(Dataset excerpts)
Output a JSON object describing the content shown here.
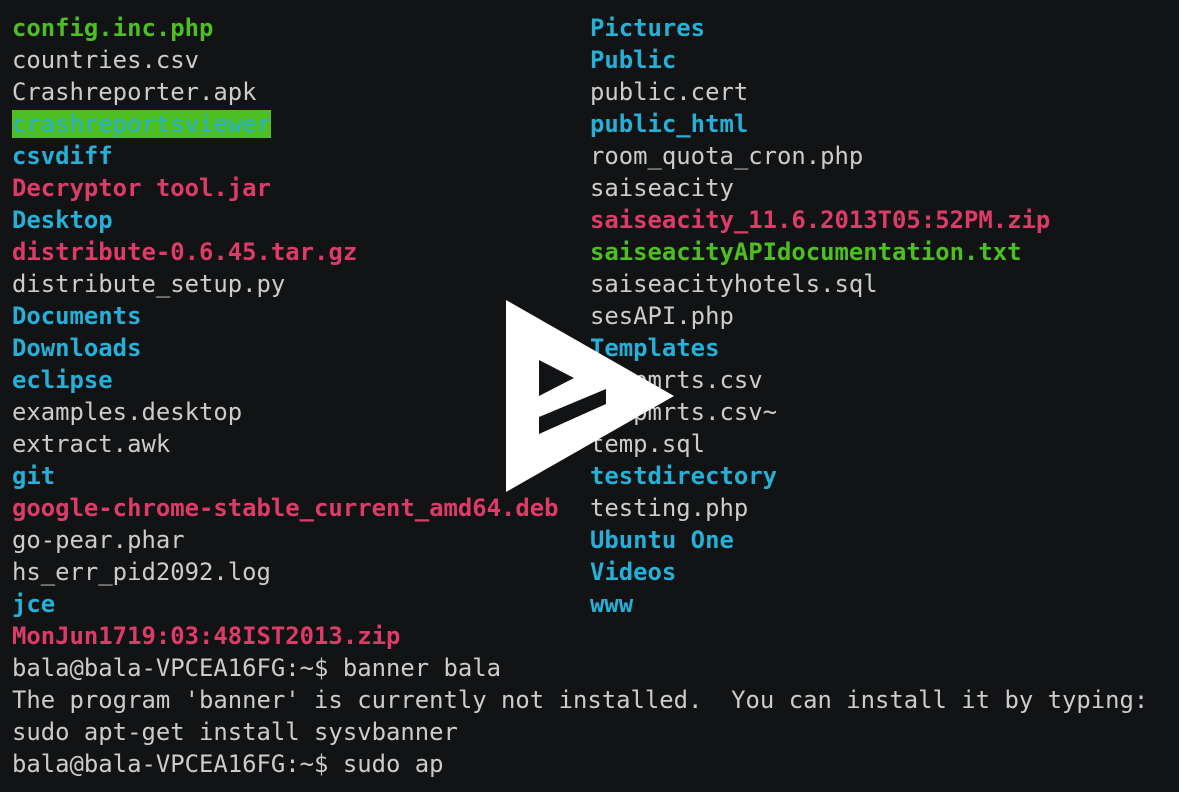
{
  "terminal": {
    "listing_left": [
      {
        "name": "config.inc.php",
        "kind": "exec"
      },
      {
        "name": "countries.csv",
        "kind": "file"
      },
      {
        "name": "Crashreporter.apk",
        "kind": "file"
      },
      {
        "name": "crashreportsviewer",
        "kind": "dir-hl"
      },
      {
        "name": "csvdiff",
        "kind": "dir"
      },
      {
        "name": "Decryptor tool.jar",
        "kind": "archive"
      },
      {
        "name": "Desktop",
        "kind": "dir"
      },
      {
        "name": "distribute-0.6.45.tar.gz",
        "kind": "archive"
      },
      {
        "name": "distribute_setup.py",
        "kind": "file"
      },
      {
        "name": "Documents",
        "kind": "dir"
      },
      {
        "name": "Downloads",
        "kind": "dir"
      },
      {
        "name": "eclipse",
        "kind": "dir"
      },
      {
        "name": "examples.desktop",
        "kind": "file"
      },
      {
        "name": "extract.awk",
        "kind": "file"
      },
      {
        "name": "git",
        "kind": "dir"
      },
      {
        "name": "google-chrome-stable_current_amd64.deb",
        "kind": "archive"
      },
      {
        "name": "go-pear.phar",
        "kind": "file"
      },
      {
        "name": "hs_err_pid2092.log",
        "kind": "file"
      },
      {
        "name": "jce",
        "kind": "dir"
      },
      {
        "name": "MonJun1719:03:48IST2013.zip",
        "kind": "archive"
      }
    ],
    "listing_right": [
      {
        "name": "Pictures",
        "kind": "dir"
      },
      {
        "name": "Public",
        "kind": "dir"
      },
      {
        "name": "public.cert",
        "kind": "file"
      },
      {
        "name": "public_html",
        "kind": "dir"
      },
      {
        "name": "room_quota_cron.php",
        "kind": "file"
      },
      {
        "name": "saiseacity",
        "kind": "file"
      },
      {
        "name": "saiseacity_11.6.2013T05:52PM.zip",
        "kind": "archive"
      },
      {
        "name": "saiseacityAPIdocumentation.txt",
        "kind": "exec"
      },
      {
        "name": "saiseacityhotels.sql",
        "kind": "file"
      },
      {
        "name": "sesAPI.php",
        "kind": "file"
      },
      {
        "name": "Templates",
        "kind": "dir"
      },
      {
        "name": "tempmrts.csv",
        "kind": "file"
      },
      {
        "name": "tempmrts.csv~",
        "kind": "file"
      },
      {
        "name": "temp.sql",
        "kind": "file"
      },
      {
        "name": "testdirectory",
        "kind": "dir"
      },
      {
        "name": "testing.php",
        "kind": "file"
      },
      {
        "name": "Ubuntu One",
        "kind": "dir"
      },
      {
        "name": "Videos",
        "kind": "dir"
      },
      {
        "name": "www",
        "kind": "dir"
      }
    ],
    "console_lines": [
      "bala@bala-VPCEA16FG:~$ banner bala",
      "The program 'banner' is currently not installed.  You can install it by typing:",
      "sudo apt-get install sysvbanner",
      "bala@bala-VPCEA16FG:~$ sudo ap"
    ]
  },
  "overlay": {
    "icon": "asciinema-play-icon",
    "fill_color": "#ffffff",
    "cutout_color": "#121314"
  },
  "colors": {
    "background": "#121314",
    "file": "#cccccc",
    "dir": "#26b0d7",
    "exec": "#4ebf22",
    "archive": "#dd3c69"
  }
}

Stated goal: Output the entries above exactly, without their pictures.

Full solution:
Output a JSON object describing the content shown here.
{
  "terminal": {
    "listing_left": [
      {
        "name": "config.inc.php",
        "kind": "exec"
      },
      {
        "name": "countries.csv",
        "kind": "file"
      },
      {
        "name": "Crashreporter.apk",
        "kind": "file"
      },
      {
        "name": "crashreportsviewer",
        "kind": "dir-hl"
      },
      {
        "name": "csvdiff",
        "kind": "dir"
      },
      {
        "name": "Decryptor tool.jar",
        "kind": "archive"
      },
      {
        "name": "Desktop",
        "kind": "dir"
      },
      {
        "name": "distribute-0.6.45.tar.gz",
        "kind": "archive"
      },
      {
        "name": "distribute_setup.py",
        "kind": "file"
      },
      {
        "name": "Documents",
        "kind": "dir"
      },
      {
        "name": "Downloads",
        "kind": "dir"
      },
      {
        "name": "eclipse",
        "kind": "dir"
      },
      {
        "name": "examples.desktop",
        "kind": "file"
      },
      {
        "name": "extract.awk",
        "kind": "file"
      },
      {
        "name": "git",
        "kind": "dir"
      },
      {
        "name": "google-chrome-stable_current_amd64.deb",
        "kind": "archive"
      },
      {
        "name": "go-pear.phar",
        "kind": "file"
      },
      {
        "name": "hs_err_pid2092.log",
        "kind": "file"
      },
      {
        "name": "jce",
        "kind": "dir"
      },
      {
        "name": "MonJun1719:03:48IST2013.zip",
        "kind": "archive"
      }
    ],
    "listing_right": [
      {
        "name": "Pictures",
        "kind": "dir"
      },
      {
        "name": "Public",
        "kind": "dir"
      },
      {
        "name": "public.cert",
        "kind": "file"
      },
      {
        "name": "public_html",
        "kind": "dir"
      },
      {
        "name": "room_quota_cron.php",
        "kind": "file"
      },
      {
        "name": "saiseacity",
        "kind": "file"
      },
      {
        "name": "saiseacity_11.6.2013T05:52PM.zip",
        "kind": "archive"
      },
      {
        "name": "saiseacityAPIdocumentation.txt",
        "kind": "exec"
      },
      {
        "name": "saiseacityhotels.sql",
        "kind": "file"
      },
      {
        "name": "sesAPI.php",
        "kind": "file"
      },
      {
        "name": "Templates",
        "kind": "dir"
      },
      {
        "name": "tempmrts.csv",
        "kind": "file"
      },
      {
        "name": "tempmrts.csv~",
        "kind": "file"
      },
      {
        "name": "temp.sql",
        "kind": "file"
      },
      {
        "name": "testdirectory",
        "kind": "dir"
      },
      {
        "name": "testing.php",
        "kind": "file"
      },
      {
        "name": "Ubuntu One",
        "kind": "dir"
      },
      {
        "name": "Videos",
        "kind": "dir"
      },
      {
        "name": "www",
        "kind": "dir"
      }
    ],
    "console_lines": [
      "bala@bala-VPCEA16FG:~$ banner bala",
      "The program 'banner' is currently not installed.  You can install it by typing:",
      "sudo apt-get install sysvbanner",
      "bala@bala-VPCEA16FG:~$ sudo ap"
    ]
  },
  "overlay": {
    "icon": "asciinema-play-icon",
    "fill_color": "#ffffff",
    "cutout_color": "#121314"
  },
  "colors": {
    "background": "#121314",
    "file": "#cccccc",
    "dir": "#26b0d7",
    "exec": "#4ebf22",
    "archive": "#dd3c69"
  }
}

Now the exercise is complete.